# Exercise prompt
Each line that holds the string "this" counts once; say how many such lines there are and add nothing.
** start Material shown **
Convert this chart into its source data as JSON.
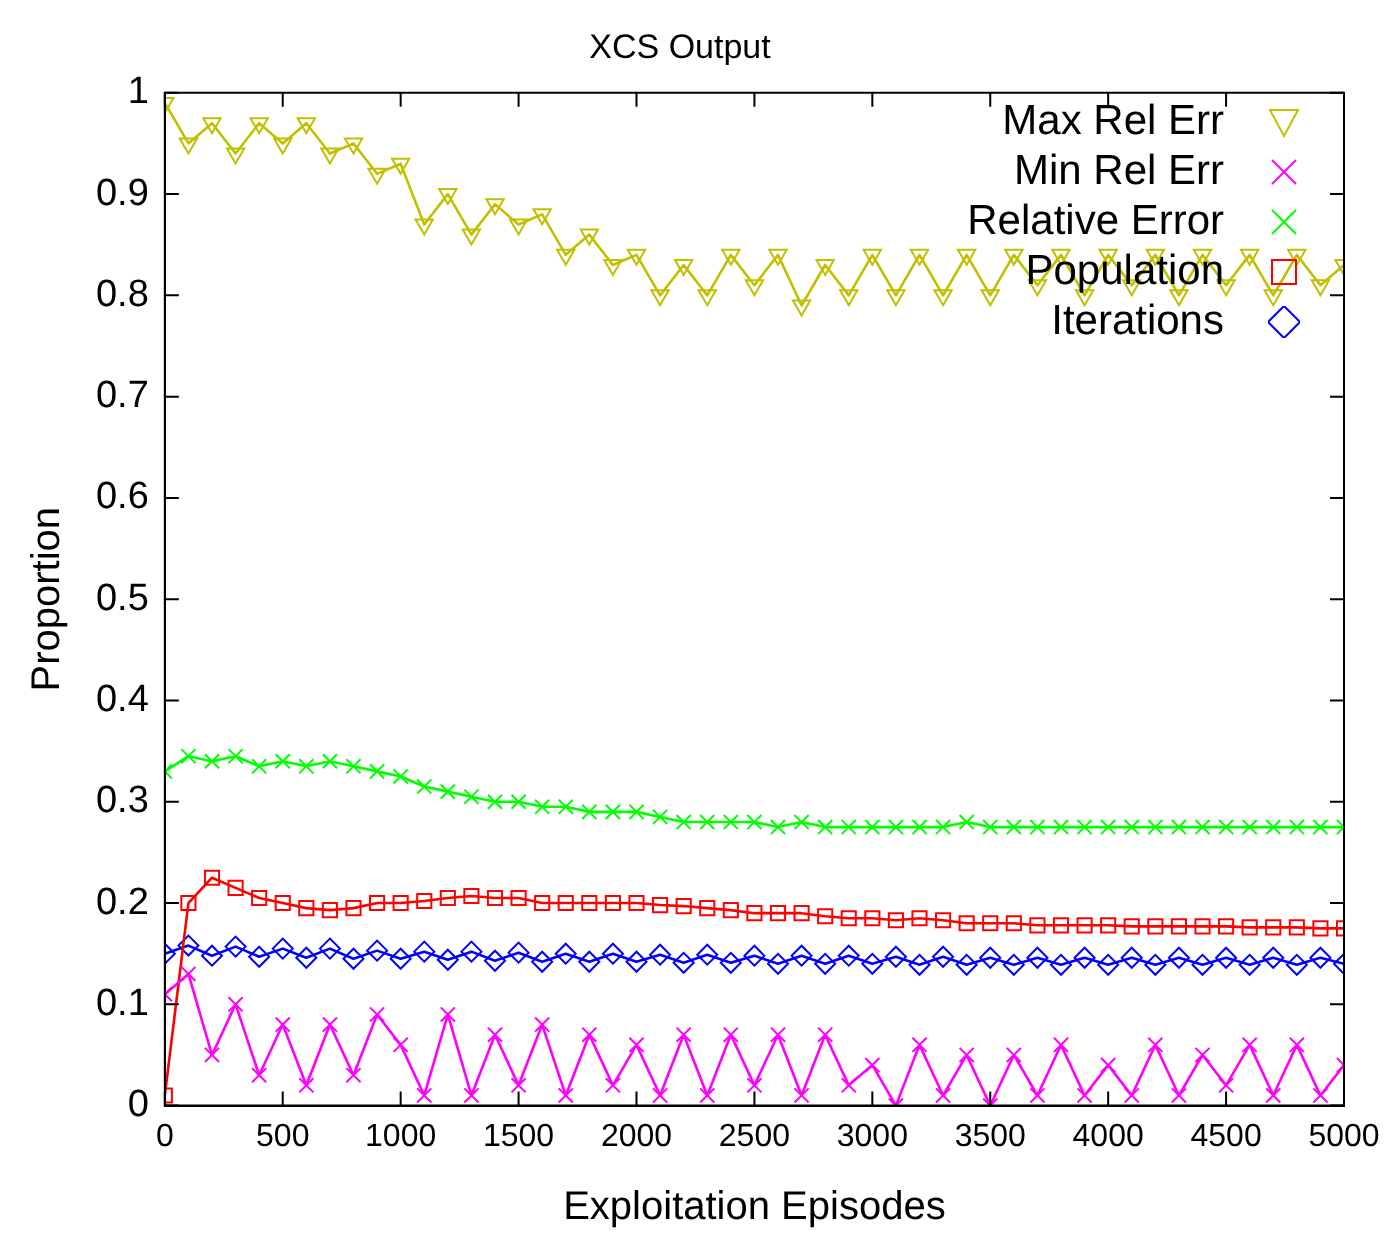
{
  "chart_data": {
    "type": "line",
    "title": "XCS Output",
    "xlabel": "Exploitation Episodes",
    "ylabel": "Proportion",
    "x": [
      0,
      100,
      200,
      300,
      400,
      500,
      600,
      700,
      800,
      900,
      1000,
      1100,
      1200,
      1300,
      1400,
      1500,
      1600,
      1700,
      1800,
      1900,
      2000,
      2100,
      2200,
      2300,
      2400,
      2500,
      2600,
      2700,
      2800,
      2900,
      3000,
      3100,
      3200,
      3300,
      3400,
      3500,
      3600,
      3700,
      3800,
      3900,
      4000,
      4100,
      4200,
      4300,
      4400,
      4500,
      4600,
      4700,
      4800,
      4900,
      5000
    ],
    "series": [
      {
        "name": "Max Rel Err",
        "color": "#c0c000",
        "marker": "triangle",
        "values": [
          0.99,
          0.95,
          0.97,
          0.94,
          0.97,
          0.95,
          0.97,
          0.94,
          0.95,
          0.92,
          0.93,
          0.87,
          0.9,
          0.86,
          0.89,
          0.87,
          0.88,
          0.84,
          0.86,
          0.83,
          0.84,
          0.8,
          0.83,
          0.8,
          0.84,
          0.81,
          0.84,
          0.79,
          0.83,
          0.8,
          0.84,
          0.8,
          0.84,
          0.8,
          0.84,
          0.8,
          0.84,
          0.81,
          0.84,
          0.8,
          0.84,
          0.81,
          0.84,
          0.8,
          0.84,
          0.81,
          0.84,
          0.8,
          0.84,
          0.81,
          0.83
        ]
      },
      {
        "name": "Min Rel Err",
        "color": "#ff00ff",
        "marker": "cross",
        "values": [
          0.11,
          0.13,
          0.05,
          0.1,
          0.03,
          0.08,
          0.02,
          0.08,
          0.03,
          0.09,
          0.06,
          0.01,
          0.09,
          0.01,
          0.07,
          0.02,
          0.08,
          0.01,
          0.07,
          0.02,
          0.06,
          0.01,
          0.07,
          0.01,
          0.07,
          0.02,
          0.07,
          0.01,
          0.07,
          0.02,
          0.04,
          0.0,
          0.06,
          0.01,
          0.05,
          0.0,
          0.05,
          0.01,
          0.06,
          0.01,
          0.04,
          0.01,
          0.06,
          0.01,
          0.05,
          0.02,
          0.06,
          0.01,
          0.06,
          0.01,
          0.04
        ]
      },
      {
        "name": "Relative Error",
        "color": "#00ff00",
        "marker": "cross",
        "values": [
          0.33,
          0.345,
          0.34,
          0.345,
          0.335,
          0.34,
          0.335,
          0.34,
          0.335,
          0.33,
          0.325,
          0.315,
          0.31,
          0.305,
          0.3,
          0.3,
          0.295,
          0.295,
          0.29,
          0.29,
          0.29,
          0.285,
          0.28,
          0.28,
          0.28,
          0.28,
          0.275,
          0.28,
          0.275,
          0.275,
          0.275,
          0.275,
          0.275,
          0.275,
          0.28,
          0.275,
          0.275,
          0.275,
          0.275,
          0.275,
          0.275,
          0.275,
          0.275,
          0.275,
          0.275,
          0.275,
          0.275,
          0.275,
          0.275,
          0.275,
          0.275
        ]
      },
      {
        "name": "Population",
        "color": "#ff0000",
        "marker": "square",
        "values": [
          0.01,
          0.2,
          0.225,
          0.215,
          0.205,
          0.2,
          0.195,
          0.193,
          0.195,
          0.2,
          0.2,
          0.202,
          0.205,
          0.207,
          0.205,
          0.205,
          0.2,
          0.2,
          0.2,
          0.2,
          0.2,
          0.198,
          0.197,
          0.195,
          0.193,
          0.19,
          0.19,
          0.19,
          0.187,
          0.185,
          0.185,
          0.183,
          0.185,
          0.183,
          0.18,
          0.18,
          0.18,
          0.178,
          0.178,
          0.178,
          0.178,
          0.177,
          0.177,
          0.177,
          0.177,
          0.177,
          0.176,
          0.176,
          0.176,
          0.175,
          0.175
        ]
      },
      {
        "name": "Iterations",
        "color": "#0000ff",
        "marker": "diamond",
        "values": [
          0.15,
          0.158,
          0.148,
          0.157,
          0.147,
          0.155,
          0.146,
          0.155,
          0.145,
          0.153,
          0.145,
          0.152,
          0.144,
          0.152,
          0.143,
          0.151,
          0.142,
          0.15,
          0.142,
          0.15,
          0.142,
          0.149,
          0.141,
          0.149,
          0.141,
          0.148,
          0.14,
          0.148,
          0.14,
          0.148,
          0.14,
          0.147,
          0.139,
          0.147,
          0.139,
          0.146,
          0.139,
          0.146,
          0.139,
          0.146,
          0.139,
          0.146,
          0.139,
          0.146,
          0.139,
          0.146,
          0.139,
          0.146,
          0.139,
          0.146,
          0.14
        ]
      }
    ],
    "xlim": [
      0,
      5000
    ],
    "xticks": [
      0,
      500,
      1000,
      1500,
      2000,
      2500,
      3000,
      3500,
      4000,
      4500,
      5000
    ],
    "ylim": [
      0,
      1
    ],
    "yticks": [
      0,
      0.1,
      0.2,
      0.3,
      0.4,
      0.5,
      0.6,
      0.7,
      0.8,
      0.9,
      1
    ],
    "legend": "top right",
    "grid": false
  }
}
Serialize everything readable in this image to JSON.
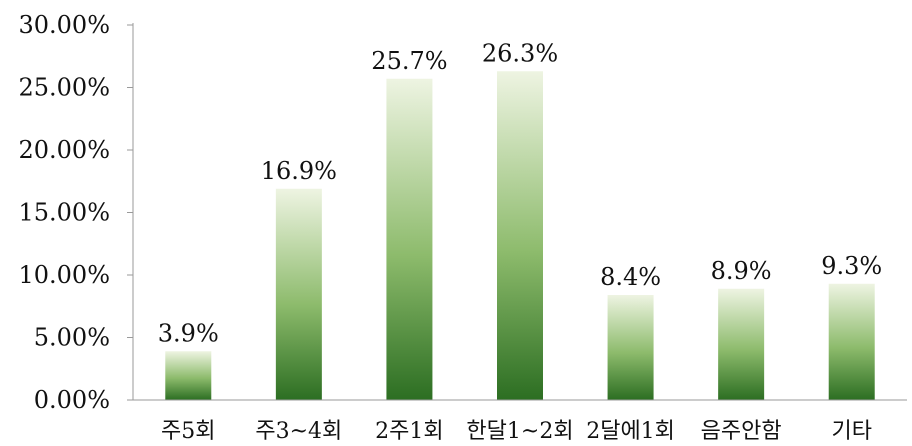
{
  "chart_data": {
    "type": "bar",
    "categories": [
      "주5회",
      "주3~4회",
      "2주1회",
      "한달1~2회",
      "2달에1회",
      "음주안함",
      "기타"
    ],
    "values": [
      3.9,
      16.9,
      25.7,
      26.3,
      8.4,
      8.9,
      9.3
    ],
    "data_labels": [
      "3.9%",
      "16.9%",
      "25.7%",
      "26.3%",
      "8.4%",
      "8.9%",
      "9.3%"
    ],
    "ylim": [
      0,
      30
    ],
    "yticks": [
      0,
      5,
      10,
      15,
      20,
      25,
      30
    ],
    "ytick_labels": [
      "0.00%",
      "5.00%",
      "10.00%",
      "15.00%",
      "20.00%",
      "25.00%",
      "30.00%"
    ],
    "grid": false,
    "legend": "none",
    "bar_color_top": "#eef4e2",
    "bar_color_bottom": "#2c6e22"
  }
}
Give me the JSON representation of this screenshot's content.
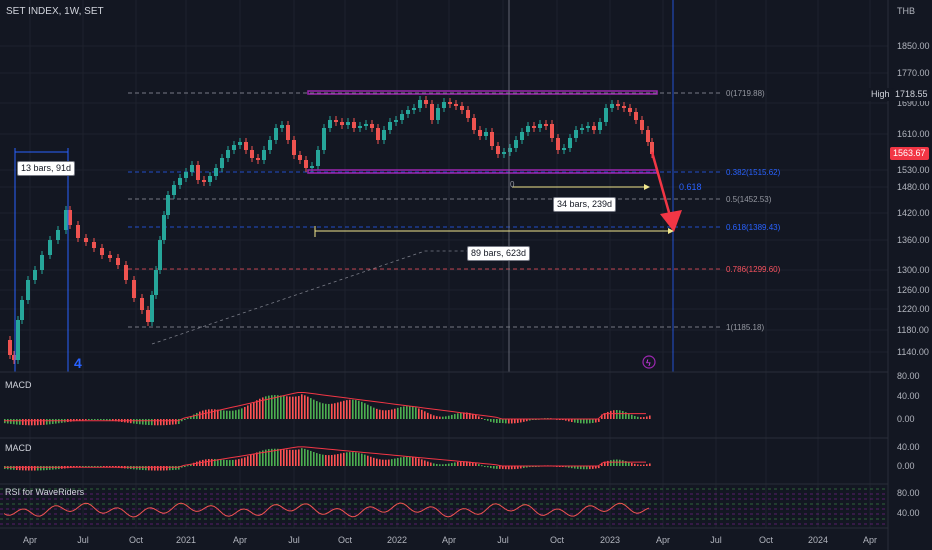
{
  "header": {
    "symbol_title": "SET INDEX, 1W, SET",
    "currency": "THB"
  },
  "price_axis": {
    "ticks": [
      "1850.00",
      "1770.00",
      "1690.00",
      "1610.00",
      "1530.00",
      "1480.00",
      "1420.00",
      "1360.00",
      "1300.00",
      "1260.00",
      "1220.00",
      "1180.00",
      "1140.00"
    ],
    "high_label": "High",
    "high_value": "1718.55",
    "last_price": "1563.67"
  },
  "fib": {
    "levels": [
      {
        "label": "0(1719.88)",
        "color": "#9598a1"
      },
      {
        "label": "0.382(1515.62)",
        "color": "#2962ff"
      },
      {
        "label": "0.5(1452.53)",
        "color": "#9598a1"
      },
      {
        "label": "0.618(1389.43)",
        "color": "#2962ff"
      },
      {
        "label": "0.786(1299.60)",
        "color": "#f7525f"
      },
      {
        "label": "1(1185.18)",
        "color": "#9598a1"
      }
    ],
    "extra_label": "0.618"
  },
  "annotations": {
    "bars_13": "13 bars, 91d",
    "bars_34": "34 bars, 239d",
    "bars_89": "89 bars, 623d",
    "num_4": "4",
    "zero": "0"
  },
  "time_axis": {
    "labels": [
      "Apr",
      "Jul",
      "Oct",
      "2021",
      "Apr",
      "Jul",
      "Oct",
      "2022",
      "Apr",
      "Jul",
      "Oct",
      "2023",
      "Apr",
      "Jul",
      "Oct",
      "2024",
      "Apr"
    ]
  },
  "indicators": {
    "macd1": {
      "title": "MACD",
      "ticks": [
        "80.00",
        "40.00",
        "0.00"
      ]
    },
    "macd2": {
      "title": "MACD",
      "ticks": [
        "40.00",
        "0.00"
      ]
    },
    "rsi": {
      "title": "RSI for WaveRiders",
      "ticks": [
        "80.00",
        "40.00"
      ]
    }
  },
  "colors": {
    "up": "#26a69a",
    "down": "#ef5350",
    "macd_up": "#4caf50",
    "macd_down": "#ff5252",
    "fib_box": "#9c27b0",
    "accent": "#2962ff"
  }
}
** end Material shown **
# Solved problem
3